*Problem to work on:* State how many lines of the records contain the string "label", and give no other information.

*Collected data entries:*
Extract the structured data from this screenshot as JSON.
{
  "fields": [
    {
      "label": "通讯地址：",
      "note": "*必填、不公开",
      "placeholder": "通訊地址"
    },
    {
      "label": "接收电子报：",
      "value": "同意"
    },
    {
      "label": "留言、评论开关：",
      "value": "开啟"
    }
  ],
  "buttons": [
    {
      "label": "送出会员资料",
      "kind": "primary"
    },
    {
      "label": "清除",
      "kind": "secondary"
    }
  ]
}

*Task output:* 5